### Tasks to complete
(a) Can you retype the passage of the Egypt article between "In this article, an" and "continue the struggle.", inclusive?
(b) Can you extend the article on Egypt's military state past its last sentence?

### Page text
########

In this article, an Egyptian anarchist explains how not only the ruling class but even
“leftist” parties have joined in this attempt to keep the military and capitalist bosses
in control – and at the same time how this trickery is being exposed, and how a
libertarian working class movement is emerging to continue the struggle.
The situation has changed since this article was written, as a new wave of protests
against the Muslim Brotherhood and the SCAF has broken out. Although Morsi has offered
concessions, the protests continue with chants of “leave means go! Morsi doesn’t get it”,
and there are unconfirmed reports of the formation of revolutionary councils in Mahalla,
north of Cairo, and a few other Egyptian cities.
* * * * *
Right after the announcement of the first round of presidential elections in Egypt, it
became clear that the choice was between two old authoritarian persons: Ahmed Shafik, a
retired general, the last prime minister under fallen dictator Hosni Mubarak; and Mohammed
Morsi, the chairman of the Muslim Brotherhood’s “Freedom and Justice” party. Many foreign
commentators, and some local ones too, started to talk about a “lost transition” in Egypt;
i.e. international crisis group published an article called “Egypt lost in transition”
[1], they had supposed there was a chance for a smooth, predetermined transition, and they
thought this chance was lost after the results.
What happened in January 28th, 2011?
To understand their viewpoint about the lost transition, and to propose another
alternative, we need first to know exactly what happened on 28 January 28 2011. That day
angry youth, poor masses, intellectuals declared clearly that people want to remove
Mubarak’s regime. The outcome was disastrous for any authority: that day people burnt most
police stations in major cities; the police were totally defeated; Mubarak ordered the
army to interfere. For many commentators, that was a predictable crisis; some of them
actually wrote about this before 2011 (e.g. Steven Cook from the Council of Foreign
Relations). After the crisis they hoped for a smooth transition that could restore
stability and maintain the old state. This was exactly what was lost in transition for
them; Mubarak’s successors and loyal generals in the Supreme Council of the Armed Forces
(SCAF) failed to learn the lesson.
The main structure of the Egyptian state is the army, so when Mubarak’s civil repression
forces were defeated he ordered the backbones of the state to interfere. Actually, it’s
not just Mubarak’s army, somehow Mubarak himself was their civilian face, concealing the
oldest state apparatus in the Middle East. The Egyptian army was formed by Mohammed Ali in
the 19th century, and gained control of the state after the 1952 military coup. That
apparatus need a civilian cover to hide under: when the state became stronger the civilian
veil became thicker, but when the state became weaker, it couldn’t put on the civilian
veil and threw it away. What’s really lost in transition is that the military state
apparatus has totally failed to cover itself again, and it will be exposed for many years
to any attacks from the Egyptian masses.

########

### Dataset excerpts
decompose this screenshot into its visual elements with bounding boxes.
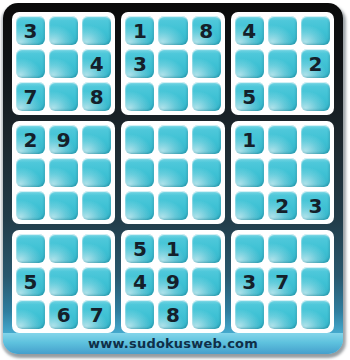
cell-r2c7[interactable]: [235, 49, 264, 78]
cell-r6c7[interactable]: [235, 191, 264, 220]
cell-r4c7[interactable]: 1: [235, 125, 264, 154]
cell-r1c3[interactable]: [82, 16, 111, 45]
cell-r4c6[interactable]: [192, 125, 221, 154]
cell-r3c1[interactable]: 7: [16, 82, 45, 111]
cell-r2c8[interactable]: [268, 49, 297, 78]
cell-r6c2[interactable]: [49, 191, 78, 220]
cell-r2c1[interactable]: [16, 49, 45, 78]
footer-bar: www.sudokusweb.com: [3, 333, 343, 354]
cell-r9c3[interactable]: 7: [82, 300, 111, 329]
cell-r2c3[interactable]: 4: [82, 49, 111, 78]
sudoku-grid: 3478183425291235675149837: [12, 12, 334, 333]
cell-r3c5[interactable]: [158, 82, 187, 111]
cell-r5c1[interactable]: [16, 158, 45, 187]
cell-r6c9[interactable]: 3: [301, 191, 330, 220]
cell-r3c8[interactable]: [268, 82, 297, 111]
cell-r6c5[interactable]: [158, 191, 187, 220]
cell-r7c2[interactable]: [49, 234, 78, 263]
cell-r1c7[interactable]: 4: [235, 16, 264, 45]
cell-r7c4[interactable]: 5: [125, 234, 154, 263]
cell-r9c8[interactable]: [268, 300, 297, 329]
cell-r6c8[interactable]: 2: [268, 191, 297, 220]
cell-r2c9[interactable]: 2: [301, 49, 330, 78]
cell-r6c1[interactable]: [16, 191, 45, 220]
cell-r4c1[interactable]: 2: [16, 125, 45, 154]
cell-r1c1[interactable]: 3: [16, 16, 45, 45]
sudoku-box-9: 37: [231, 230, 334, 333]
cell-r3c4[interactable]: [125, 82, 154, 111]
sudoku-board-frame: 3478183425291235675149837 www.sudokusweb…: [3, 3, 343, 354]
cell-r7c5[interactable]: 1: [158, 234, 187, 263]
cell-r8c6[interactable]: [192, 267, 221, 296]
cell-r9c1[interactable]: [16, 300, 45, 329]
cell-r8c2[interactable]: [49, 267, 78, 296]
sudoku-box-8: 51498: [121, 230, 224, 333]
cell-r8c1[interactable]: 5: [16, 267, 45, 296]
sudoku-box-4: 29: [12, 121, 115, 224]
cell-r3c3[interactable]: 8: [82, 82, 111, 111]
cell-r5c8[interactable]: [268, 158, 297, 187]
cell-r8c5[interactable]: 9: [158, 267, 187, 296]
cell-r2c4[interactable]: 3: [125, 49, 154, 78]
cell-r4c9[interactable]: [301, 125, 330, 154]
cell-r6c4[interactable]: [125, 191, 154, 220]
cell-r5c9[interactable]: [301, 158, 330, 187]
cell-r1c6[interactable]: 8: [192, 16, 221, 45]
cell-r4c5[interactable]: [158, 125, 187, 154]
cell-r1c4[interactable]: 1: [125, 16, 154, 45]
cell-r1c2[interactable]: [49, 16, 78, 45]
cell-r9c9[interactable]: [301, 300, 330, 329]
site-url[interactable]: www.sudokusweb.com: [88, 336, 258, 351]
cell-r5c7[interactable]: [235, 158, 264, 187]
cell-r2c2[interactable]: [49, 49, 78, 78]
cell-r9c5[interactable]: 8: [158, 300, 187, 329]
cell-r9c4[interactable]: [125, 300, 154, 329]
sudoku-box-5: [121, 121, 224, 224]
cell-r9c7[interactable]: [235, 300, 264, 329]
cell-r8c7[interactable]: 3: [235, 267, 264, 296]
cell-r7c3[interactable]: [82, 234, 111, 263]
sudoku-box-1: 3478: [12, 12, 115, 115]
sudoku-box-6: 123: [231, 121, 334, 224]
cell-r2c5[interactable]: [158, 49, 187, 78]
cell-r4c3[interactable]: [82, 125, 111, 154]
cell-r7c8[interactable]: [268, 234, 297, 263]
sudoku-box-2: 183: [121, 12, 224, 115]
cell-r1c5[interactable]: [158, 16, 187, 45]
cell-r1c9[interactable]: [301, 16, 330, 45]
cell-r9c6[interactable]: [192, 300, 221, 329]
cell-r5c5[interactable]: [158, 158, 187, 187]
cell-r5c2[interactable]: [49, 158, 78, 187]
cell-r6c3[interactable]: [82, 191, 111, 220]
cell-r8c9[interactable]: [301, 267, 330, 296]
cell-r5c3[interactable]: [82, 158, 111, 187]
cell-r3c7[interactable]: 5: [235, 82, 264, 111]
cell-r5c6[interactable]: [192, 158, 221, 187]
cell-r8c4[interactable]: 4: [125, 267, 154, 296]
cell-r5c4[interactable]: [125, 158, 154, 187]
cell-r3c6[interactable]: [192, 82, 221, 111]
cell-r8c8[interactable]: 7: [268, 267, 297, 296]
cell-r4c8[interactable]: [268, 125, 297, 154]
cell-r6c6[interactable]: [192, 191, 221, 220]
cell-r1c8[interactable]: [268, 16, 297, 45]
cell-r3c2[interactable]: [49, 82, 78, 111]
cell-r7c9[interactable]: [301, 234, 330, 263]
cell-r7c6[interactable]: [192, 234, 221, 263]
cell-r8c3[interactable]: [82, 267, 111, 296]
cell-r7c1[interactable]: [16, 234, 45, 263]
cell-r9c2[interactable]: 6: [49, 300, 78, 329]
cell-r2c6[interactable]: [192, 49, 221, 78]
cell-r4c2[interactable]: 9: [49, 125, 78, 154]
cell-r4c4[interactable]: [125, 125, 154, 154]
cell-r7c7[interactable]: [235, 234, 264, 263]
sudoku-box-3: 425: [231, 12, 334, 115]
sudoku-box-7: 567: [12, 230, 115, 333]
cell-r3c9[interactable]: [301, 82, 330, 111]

########

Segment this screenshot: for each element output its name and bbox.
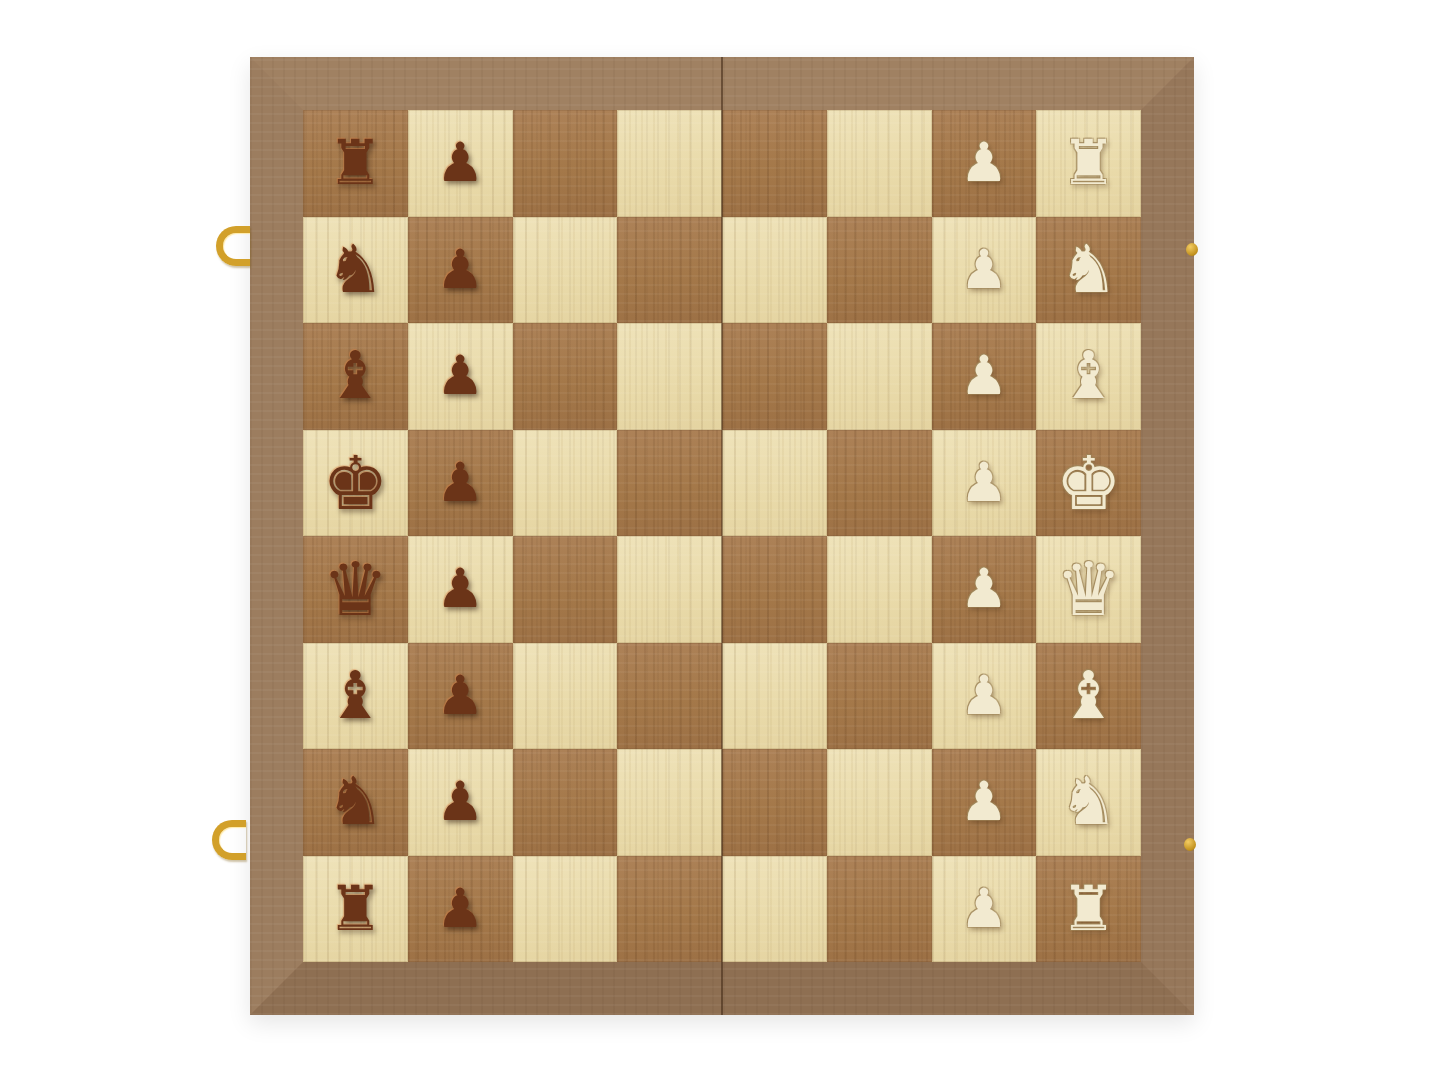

########

### Results of the tasks
(a)
In this article, an Egyptian anarchist explains how not only the ruling class but even
“leftist” parties have joined in this attempt to keep the military and capitalist bosses
in control – and at the same time how this trickery is being exposed, and how a
libertarian working class movement is emerging to continue the struggle.

(b)
Not just Generals, but also Big Capital
The state apparatus in Egypt is an original model for many neo-colonial states in the
Middle East. Gamal Abdel Nasser, the dictator from 1956 to 1970, formed a very strong
apparatus that rules and govern many aspects of life: it owns all the land space in Egypt;
it controls about 25-30% of the Egyptian economy; even after the privatization in 1990s,
it keeps a lot of big capital controlled by the Egyptian army, either by owning it or by
controlling it through partnership with private business. The hidden face of the military
apparatus in Egypt is their economics and business. Only after SCAF took power in Egypt
did some journalists and commentators begin to realize this hidden face. The Egyptian army
is not just a repression tool, it’s a repression-governing-industrial compound, it’s the
ruling class in its pure sense.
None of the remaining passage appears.